**EXERCISE GOAL:** Render every entry exactly as it appears.

Collected data:
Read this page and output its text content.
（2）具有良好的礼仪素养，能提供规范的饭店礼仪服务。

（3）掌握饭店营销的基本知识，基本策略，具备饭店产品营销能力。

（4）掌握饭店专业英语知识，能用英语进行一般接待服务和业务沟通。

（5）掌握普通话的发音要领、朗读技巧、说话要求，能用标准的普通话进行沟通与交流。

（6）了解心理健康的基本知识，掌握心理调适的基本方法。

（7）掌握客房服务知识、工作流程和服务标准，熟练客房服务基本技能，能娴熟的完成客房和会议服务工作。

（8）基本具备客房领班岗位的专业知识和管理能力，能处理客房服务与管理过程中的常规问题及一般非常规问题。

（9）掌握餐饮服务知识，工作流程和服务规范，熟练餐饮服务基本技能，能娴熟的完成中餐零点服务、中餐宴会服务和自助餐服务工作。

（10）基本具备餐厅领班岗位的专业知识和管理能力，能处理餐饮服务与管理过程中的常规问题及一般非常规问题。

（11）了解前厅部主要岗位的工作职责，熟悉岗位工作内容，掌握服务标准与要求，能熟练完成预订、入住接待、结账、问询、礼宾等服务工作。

**RESULT FOR THIS TASK:**
Read this page and output its text content.
（2）具有良好的礼仪素养，能提供规范的饭店礼仪服务。

（3）掌握饭店营销的基本知识，基本策略，具备饭店产品营销能力。

（4）掌握饭店专业英语知识，能用英语进行一般接待服务和业务沟通。

（5）掌握普通话的发音要领、朗读技巧、说话要求，能用标准的普通话进行沟通与交流。

（6）了解心理健康的基本知识，掌握心理调适的基本方法。

（7）掌握客房服务知识、工作流程和服务标准，熟练客房服务基本技能，能娴熟的完成客房和会议服务工作。

（8）基本具备客房领班岗位的专业知识和管理能力，能处理客房服务与管理过程中的常规问题及一般非常规问题。

（9）掌握餐饮服务知识，工作流程和服务规范，熟练餐饮服务基本技能，能娴熟的完成中餐零点服务、中餐宴会服务和自助餐服务工作。

（10）基本具备餐厅领班岗位的专业知识和管理能力，能处理餐饮服务与管理过程中的常规问题及一般非常规问题。

（11）了解前厅部主要岗位的工作职责，熟悉岗位工作内容，掌握服务标准与要求，能熟练完成预订、入住接待、结账、问询、礼宾等服务工作。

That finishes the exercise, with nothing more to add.